— Exercise directions —
Examine the material below. Gather every line in which the string "được" appears.

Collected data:

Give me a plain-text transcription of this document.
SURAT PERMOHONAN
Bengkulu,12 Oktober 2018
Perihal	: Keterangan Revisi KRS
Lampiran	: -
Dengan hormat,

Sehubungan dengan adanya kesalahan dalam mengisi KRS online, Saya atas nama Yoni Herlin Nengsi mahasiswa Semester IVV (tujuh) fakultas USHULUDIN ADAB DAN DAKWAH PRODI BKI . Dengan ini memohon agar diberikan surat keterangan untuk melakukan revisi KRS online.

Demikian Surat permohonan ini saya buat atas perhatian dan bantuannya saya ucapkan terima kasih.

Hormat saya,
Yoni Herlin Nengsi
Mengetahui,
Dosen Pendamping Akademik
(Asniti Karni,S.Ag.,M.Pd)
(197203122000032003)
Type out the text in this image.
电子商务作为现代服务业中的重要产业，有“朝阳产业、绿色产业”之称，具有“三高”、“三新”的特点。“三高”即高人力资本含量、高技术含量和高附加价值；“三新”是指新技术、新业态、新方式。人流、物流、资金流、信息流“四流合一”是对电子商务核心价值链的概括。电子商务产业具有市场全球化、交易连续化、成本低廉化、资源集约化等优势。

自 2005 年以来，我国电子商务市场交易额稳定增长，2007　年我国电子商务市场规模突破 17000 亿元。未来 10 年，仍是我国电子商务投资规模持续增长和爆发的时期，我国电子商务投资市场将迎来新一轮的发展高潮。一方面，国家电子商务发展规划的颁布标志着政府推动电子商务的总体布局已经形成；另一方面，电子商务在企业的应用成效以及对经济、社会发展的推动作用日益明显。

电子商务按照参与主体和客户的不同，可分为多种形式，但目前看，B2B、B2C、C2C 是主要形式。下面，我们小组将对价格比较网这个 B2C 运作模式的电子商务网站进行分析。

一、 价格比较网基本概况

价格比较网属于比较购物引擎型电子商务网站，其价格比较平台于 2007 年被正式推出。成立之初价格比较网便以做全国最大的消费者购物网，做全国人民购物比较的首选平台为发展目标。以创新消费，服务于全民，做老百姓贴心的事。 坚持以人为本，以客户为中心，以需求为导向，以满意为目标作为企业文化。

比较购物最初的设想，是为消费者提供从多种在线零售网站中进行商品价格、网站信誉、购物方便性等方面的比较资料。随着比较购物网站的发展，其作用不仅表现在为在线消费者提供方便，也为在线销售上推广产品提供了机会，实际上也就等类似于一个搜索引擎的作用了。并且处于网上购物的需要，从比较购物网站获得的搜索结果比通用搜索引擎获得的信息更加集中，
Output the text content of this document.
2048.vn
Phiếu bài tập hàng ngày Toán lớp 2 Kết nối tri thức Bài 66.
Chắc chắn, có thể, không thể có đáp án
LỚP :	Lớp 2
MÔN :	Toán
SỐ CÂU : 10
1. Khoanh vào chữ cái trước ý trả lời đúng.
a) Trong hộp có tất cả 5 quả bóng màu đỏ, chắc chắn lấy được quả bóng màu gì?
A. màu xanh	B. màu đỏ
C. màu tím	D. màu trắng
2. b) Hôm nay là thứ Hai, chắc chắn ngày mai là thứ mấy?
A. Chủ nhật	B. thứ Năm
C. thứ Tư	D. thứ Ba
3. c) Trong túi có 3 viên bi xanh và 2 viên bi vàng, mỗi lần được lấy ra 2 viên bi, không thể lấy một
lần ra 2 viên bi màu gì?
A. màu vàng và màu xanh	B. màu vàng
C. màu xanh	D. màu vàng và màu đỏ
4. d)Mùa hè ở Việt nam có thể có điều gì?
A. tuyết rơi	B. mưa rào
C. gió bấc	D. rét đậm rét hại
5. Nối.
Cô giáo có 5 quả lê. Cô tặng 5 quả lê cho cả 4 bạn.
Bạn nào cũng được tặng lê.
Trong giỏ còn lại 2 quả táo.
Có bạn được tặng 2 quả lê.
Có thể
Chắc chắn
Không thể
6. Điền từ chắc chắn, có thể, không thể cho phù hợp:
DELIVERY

— The answer —
a) Trong hộp có tất cả 5 quả bóng màu đỏ, chắc chắn lấy được quả bóng màu gì?
3. c) Trong túi có 3 viên bi xanh và 2 viên bi vàng, mỗi lần được lấy ra 2 viên bi, không thể lấy một
Bạn nào cũng được tặng lê.
Có bạn được tặng 2 quả lê.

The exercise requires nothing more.